▶ **ITEMS**:
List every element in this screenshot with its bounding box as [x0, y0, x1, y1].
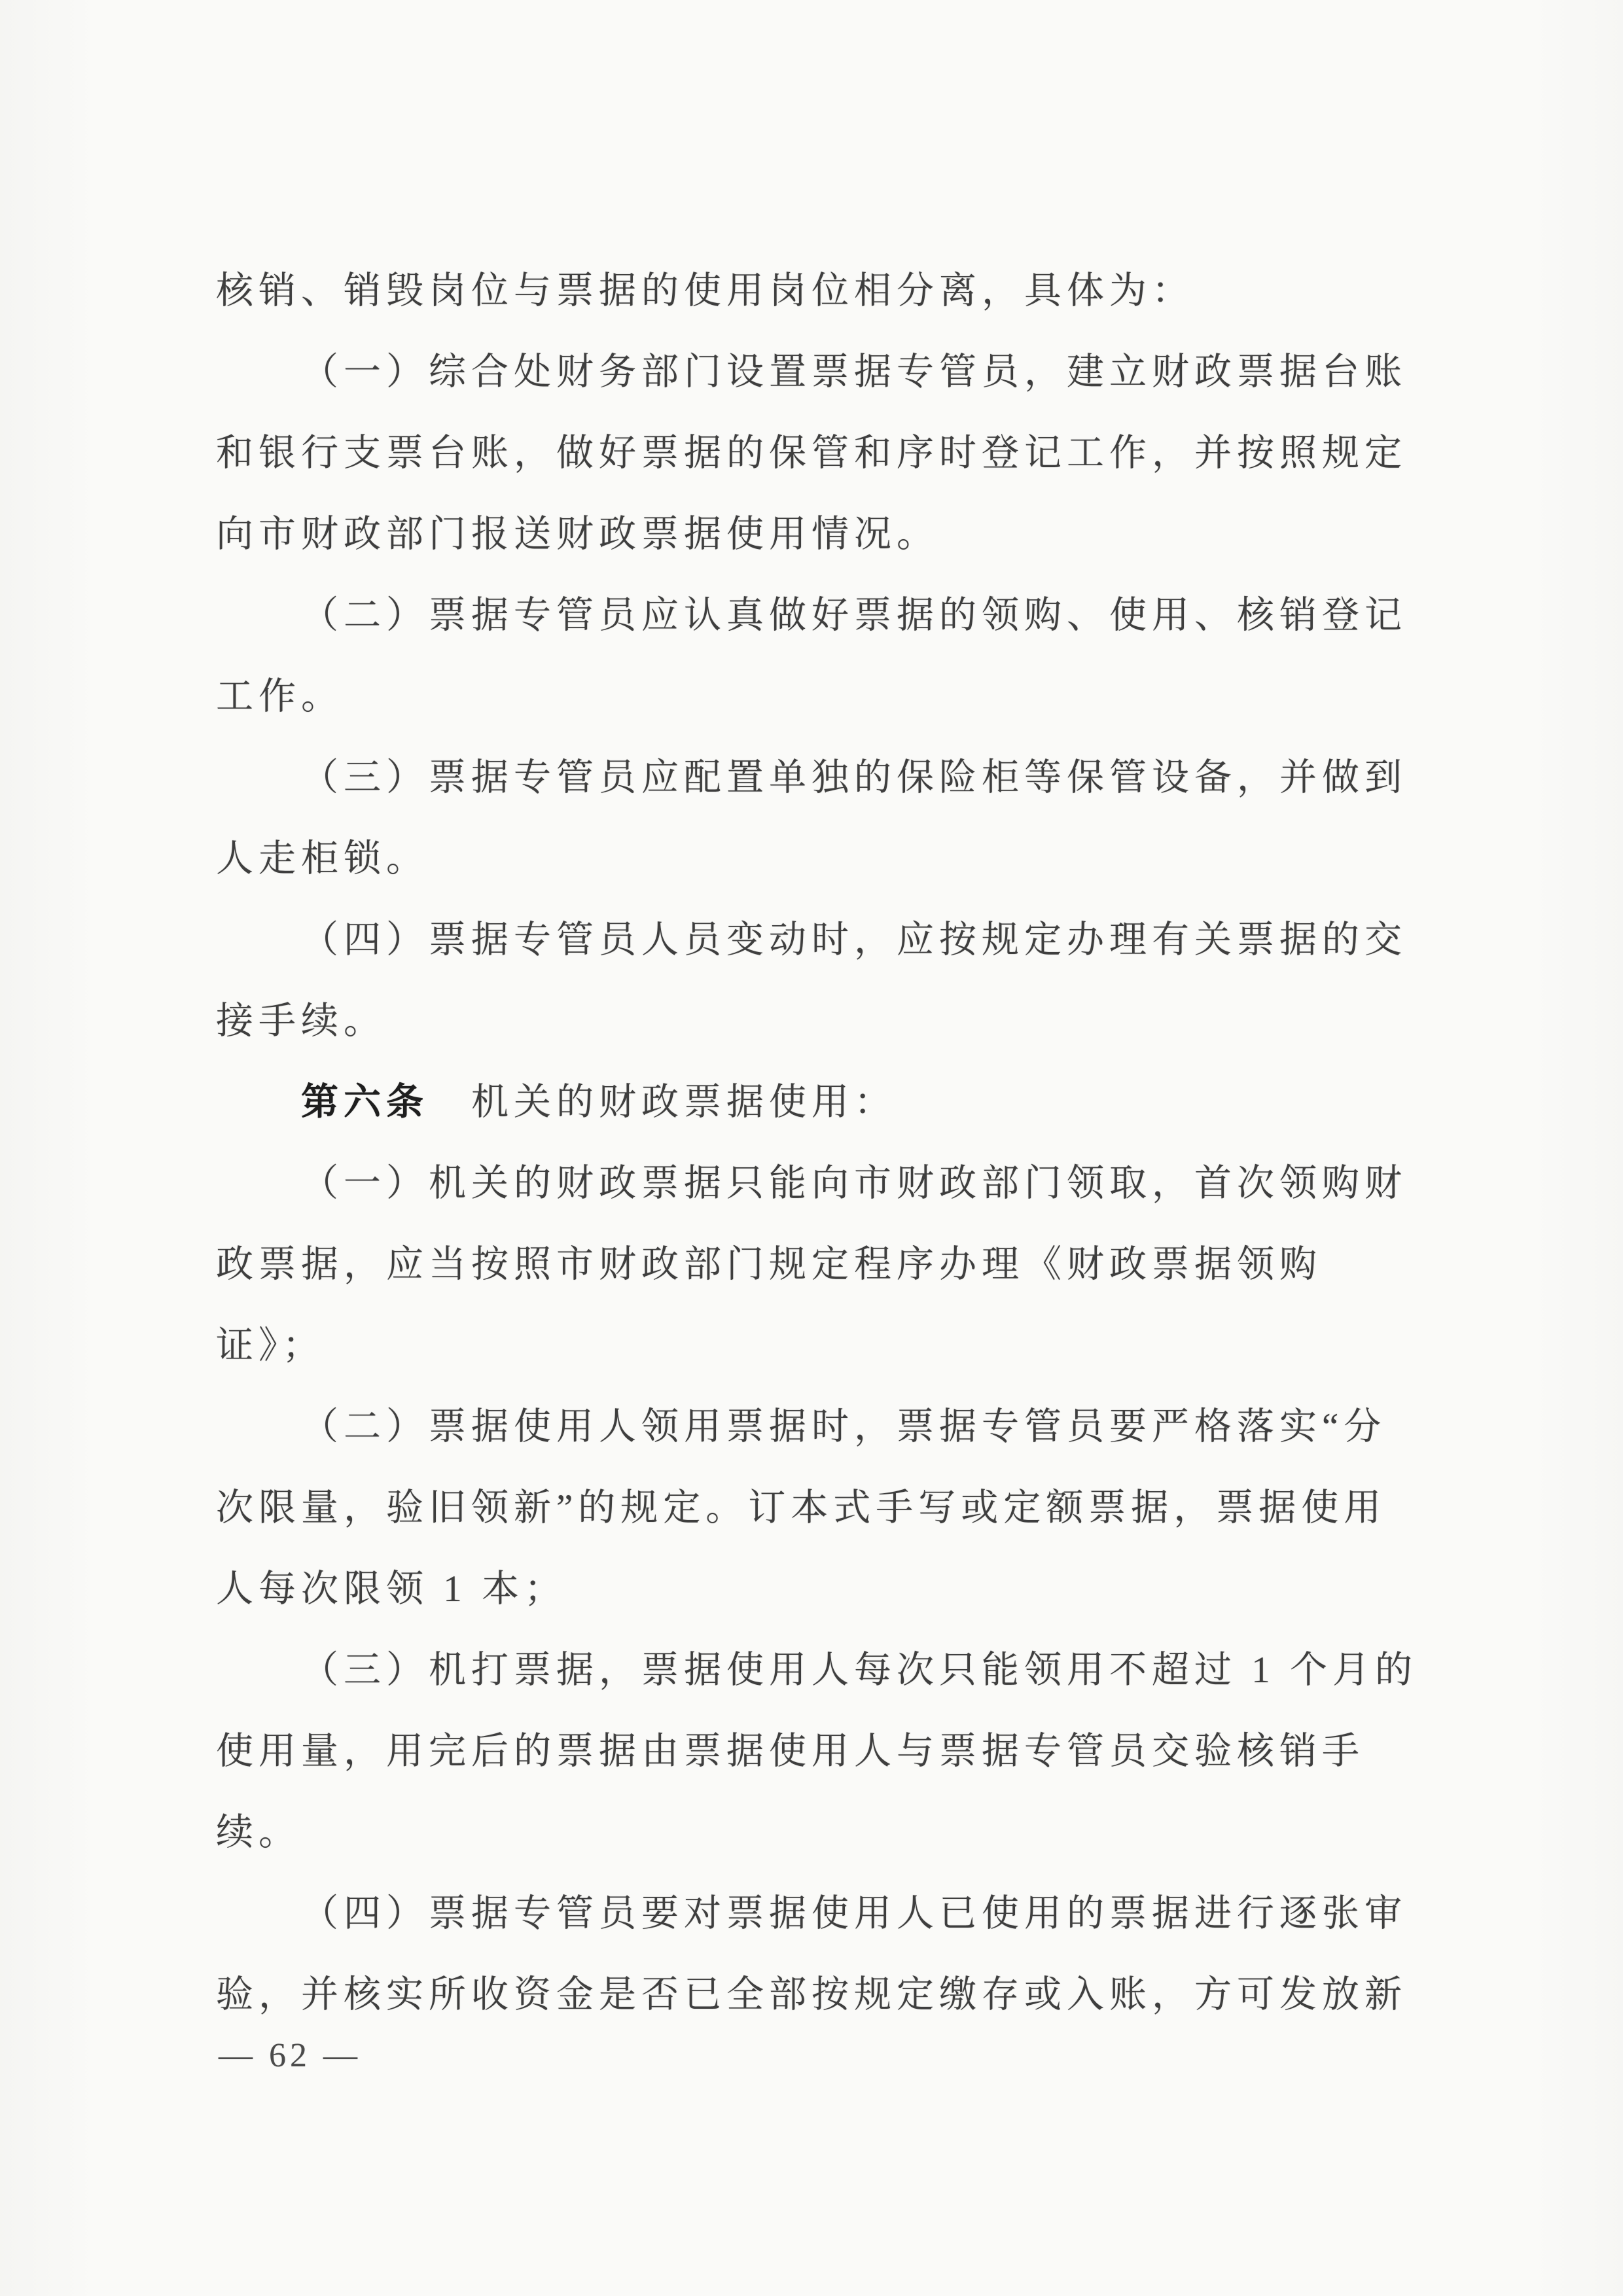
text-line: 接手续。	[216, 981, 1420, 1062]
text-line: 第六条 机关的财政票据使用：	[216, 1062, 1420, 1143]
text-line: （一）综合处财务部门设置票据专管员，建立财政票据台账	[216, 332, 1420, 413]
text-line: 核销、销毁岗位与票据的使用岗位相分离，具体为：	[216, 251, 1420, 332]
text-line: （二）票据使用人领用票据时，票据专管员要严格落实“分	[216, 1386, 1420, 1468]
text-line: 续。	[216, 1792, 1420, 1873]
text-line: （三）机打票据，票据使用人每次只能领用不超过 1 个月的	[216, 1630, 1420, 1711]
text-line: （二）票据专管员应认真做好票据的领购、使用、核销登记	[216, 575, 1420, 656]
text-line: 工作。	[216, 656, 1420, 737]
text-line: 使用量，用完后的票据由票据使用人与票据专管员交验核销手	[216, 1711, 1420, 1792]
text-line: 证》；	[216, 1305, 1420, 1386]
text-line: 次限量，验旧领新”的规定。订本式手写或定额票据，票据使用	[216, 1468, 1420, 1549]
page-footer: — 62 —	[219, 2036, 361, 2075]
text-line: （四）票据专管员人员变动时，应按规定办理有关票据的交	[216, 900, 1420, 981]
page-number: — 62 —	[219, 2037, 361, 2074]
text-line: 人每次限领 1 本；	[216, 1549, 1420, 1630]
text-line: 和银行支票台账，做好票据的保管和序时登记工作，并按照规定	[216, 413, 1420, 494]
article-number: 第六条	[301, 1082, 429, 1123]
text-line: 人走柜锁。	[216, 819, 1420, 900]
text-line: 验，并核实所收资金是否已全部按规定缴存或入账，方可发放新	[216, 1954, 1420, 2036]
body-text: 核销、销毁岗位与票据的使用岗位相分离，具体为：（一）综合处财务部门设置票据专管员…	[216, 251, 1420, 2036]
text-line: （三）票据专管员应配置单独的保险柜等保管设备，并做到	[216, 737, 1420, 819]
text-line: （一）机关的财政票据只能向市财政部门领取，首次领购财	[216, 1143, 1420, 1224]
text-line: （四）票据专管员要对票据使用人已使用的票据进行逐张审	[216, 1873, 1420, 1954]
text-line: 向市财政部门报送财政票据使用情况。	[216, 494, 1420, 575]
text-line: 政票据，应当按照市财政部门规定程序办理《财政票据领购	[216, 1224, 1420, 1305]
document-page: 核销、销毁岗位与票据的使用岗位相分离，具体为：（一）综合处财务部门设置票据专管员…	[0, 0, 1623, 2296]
...
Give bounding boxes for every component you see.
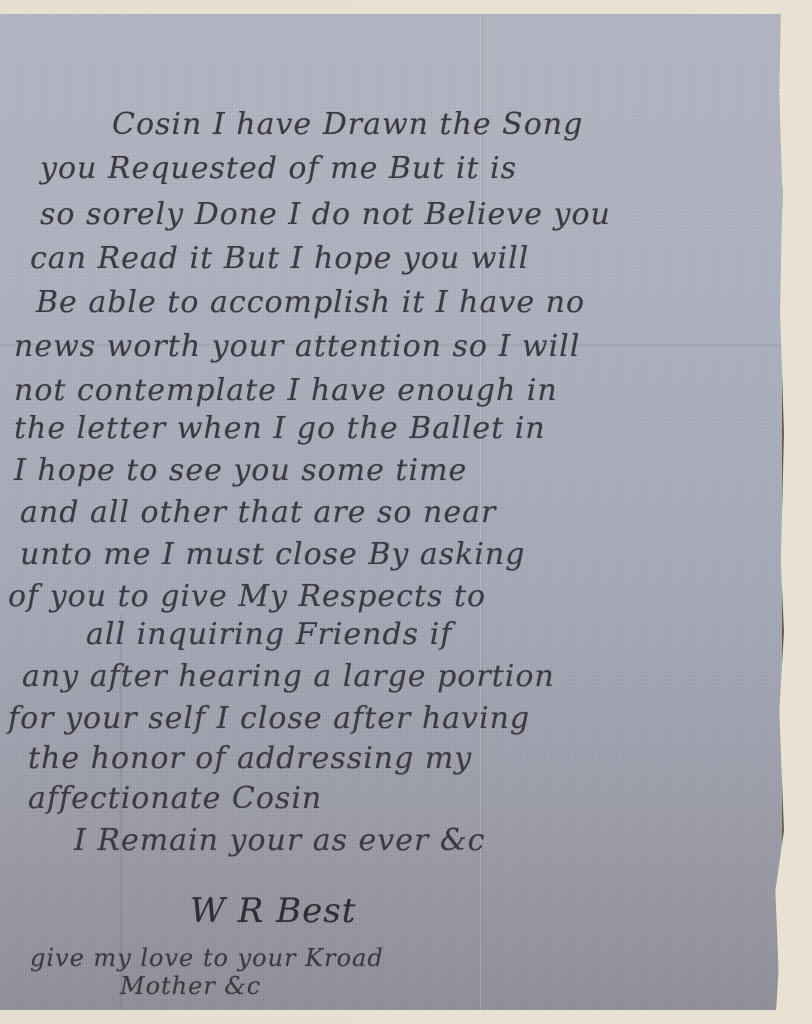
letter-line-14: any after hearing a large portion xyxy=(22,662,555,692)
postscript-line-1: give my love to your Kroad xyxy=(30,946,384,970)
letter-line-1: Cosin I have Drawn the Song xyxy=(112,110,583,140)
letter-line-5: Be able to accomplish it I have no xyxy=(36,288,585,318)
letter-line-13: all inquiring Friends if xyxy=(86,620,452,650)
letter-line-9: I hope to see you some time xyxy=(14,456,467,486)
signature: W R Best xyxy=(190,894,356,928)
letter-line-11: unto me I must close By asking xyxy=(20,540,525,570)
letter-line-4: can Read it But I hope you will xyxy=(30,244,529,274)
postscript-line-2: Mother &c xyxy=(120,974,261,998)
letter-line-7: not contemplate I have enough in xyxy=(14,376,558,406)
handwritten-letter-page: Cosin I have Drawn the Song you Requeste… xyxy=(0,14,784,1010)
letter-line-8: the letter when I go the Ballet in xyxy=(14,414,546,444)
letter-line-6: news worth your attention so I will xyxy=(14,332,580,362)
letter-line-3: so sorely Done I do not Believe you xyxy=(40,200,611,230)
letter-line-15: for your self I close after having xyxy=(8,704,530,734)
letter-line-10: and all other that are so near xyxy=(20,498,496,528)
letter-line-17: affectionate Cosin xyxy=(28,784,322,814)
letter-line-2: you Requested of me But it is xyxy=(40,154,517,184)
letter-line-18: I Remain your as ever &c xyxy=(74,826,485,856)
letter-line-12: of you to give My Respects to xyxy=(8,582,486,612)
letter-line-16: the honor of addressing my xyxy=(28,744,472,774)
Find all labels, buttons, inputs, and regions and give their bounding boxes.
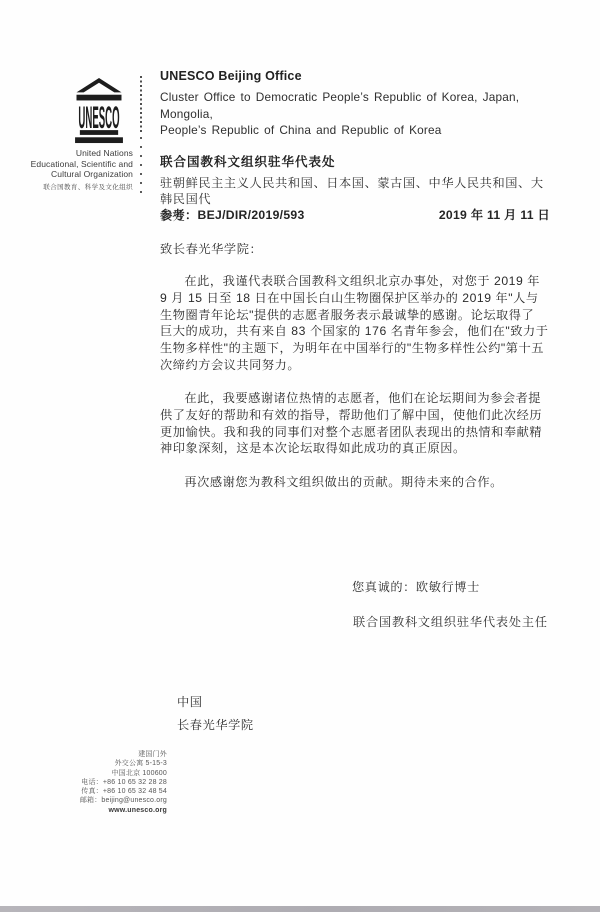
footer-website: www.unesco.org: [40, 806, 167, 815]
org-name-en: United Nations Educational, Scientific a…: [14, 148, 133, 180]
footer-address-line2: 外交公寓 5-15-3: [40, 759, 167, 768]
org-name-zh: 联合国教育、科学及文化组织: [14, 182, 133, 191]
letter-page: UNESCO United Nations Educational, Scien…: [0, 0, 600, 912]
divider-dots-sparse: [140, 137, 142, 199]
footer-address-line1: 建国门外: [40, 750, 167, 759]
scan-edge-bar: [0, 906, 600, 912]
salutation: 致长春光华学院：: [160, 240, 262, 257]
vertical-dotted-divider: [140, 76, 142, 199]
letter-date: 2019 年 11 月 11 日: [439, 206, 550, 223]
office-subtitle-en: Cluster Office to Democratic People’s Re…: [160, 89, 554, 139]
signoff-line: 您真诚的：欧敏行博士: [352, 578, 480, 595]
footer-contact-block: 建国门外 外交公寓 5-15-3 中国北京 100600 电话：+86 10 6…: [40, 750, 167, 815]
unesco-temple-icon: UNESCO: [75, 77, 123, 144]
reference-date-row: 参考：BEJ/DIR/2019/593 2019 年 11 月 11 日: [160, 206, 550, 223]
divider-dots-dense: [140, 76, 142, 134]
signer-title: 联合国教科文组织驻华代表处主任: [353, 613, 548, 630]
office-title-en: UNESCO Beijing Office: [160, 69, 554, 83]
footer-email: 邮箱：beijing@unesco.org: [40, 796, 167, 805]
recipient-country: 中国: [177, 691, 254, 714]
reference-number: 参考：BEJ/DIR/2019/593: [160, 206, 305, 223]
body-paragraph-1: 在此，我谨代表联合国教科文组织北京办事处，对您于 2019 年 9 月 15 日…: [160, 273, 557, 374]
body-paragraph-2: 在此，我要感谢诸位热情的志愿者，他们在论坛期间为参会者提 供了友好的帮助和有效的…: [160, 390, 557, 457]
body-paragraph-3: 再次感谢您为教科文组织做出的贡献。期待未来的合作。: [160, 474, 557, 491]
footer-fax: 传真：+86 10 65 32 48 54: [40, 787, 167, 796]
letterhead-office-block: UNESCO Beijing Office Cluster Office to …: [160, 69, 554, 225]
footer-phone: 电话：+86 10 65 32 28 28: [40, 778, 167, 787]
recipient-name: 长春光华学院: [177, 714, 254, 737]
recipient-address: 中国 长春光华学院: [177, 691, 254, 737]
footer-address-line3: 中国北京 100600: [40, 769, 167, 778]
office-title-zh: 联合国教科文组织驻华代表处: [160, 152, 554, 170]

▶ **DO THIS**: Write out the records from the line with "footer-website: www.unesco.org: [40, 806, 167, 815]" to the line with "org-name-zh: 联合国教育、科学及文化组织: [14, 182, 133, 191]", including both of those lines.

▶ **OUTPUT FOR THIS EXERCISE**:
footer-website: www.unesco.org: [40, 806, 167, 815]
org-name-en: United Nations Educational, Scientific a…: [14, 148, 133, 180]
footer-address-line2: 外交公寓 5-15-3: [40, 759, 167, 768]
org-name-zh: 联合国教育、科学及文化组织: [14, 182, 133, 191]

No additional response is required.